* Stated problem *
Count every line of the material that holds the string "recursos". Respond with the total only.

* Record set *

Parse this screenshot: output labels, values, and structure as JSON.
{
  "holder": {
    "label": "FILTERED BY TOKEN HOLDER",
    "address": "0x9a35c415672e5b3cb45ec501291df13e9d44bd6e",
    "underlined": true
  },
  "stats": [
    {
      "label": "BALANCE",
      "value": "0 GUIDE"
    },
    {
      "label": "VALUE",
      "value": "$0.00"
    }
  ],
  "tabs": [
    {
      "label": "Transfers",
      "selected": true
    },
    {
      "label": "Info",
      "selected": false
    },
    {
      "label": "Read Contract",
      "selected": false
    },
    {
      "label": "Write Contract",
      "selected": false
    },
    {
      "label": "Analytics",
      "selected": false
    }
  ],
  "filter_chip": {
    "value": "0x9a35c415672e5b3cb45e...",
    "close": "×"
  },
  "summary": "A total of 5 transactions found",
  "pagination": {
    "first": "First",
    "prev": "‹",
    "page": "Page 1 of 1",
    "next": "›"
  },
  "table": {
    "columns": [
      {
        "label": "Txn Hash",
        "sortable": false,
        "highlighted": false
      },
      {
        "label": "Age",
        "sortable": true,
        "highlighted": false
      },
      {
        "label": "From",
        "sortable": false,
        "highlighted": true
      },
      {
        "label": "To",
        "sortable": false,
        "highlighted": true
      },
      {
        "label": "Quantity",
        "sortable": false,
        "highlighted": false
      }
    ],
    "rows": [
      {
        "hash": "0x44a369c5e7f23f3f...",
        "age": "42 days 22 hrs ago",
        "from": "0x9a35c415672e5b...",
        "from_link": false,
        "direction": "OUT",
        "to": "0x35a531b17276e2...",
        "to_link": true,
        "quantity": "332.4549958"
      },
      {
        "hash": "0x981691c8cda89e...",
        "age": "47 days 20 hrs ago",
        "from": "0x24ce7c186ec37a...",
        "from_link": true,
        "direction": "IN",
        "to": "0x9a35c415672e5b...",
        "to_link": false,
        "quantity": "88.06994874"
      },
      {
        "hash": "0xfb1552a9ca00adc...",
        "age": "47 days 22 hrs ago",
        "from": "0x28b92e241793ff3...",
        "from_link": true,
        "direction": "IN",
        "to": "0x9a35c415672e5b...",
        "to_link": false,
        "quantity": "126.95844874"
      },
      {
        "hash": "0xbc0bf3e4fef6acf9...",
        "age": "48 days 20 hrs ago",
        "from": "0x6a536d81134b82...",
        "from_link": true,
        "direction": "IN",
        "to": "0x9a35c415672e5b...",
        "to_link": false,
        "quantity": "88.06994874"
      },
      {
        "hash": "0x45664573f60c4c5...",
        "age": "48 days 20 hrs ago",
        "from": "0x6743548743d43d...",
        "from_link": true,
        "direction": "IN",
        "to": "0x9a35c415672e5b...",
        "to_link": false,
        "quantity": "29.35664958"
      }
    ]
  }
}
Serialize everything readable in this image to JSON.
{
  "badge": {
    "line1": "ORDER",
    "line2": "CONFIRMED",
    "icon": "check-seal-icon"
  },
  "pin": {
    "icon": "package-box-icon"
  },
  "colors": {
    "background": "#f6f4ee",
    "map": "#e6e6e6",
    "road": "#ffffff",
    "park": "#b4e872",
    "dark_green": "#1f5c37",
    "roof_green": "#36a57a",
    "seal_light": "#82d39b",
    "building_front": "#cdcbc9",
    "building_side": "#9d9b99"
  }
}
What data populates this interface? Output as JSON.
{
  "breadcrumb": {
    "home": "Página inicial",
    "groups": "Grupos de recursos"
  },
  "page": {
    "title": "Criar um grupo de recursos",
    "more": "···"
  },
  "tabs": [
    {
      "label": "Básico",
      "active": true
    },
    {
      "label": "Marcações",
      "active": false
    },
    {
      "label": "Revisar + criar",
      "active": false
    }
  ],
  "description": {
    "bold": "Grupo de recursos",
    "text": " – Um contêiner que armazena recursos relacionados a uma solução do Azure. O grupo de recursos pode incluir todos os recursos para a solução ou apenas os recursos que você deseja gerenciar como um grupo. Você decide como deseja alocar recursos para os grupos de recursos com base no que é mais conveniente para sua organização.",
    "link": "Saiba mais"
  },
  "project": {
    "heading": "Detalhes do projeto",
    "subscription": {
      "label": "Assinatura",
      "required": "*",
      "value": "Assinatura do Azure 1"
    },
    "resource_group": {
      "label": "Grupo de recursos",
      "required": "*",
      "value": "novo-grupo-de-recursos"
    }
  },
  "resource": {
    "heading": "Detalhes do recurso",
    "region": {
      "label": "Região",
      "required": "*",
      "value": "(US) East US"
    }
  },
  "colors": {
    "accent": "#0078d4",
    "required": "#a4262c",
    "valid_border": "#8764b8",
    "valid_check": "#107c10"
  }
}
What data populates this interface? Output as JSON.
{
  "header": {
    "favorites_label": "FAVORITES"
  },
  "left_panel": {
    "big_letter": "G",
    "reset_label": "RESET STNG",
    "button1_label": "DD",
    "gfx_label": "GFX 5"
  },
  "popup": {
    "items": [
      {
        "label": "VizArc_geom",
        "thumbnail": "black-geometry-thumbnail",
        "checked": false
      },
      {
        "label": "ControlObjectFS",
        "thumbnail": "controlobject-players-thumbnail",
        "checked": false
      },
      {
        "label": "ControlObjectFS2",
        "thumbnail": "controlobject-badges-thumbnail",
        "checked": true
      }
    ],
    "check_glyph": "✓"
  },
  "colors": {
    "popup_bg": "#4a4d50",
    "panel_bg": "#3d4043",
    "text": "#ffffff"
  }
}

* Result of the task *
6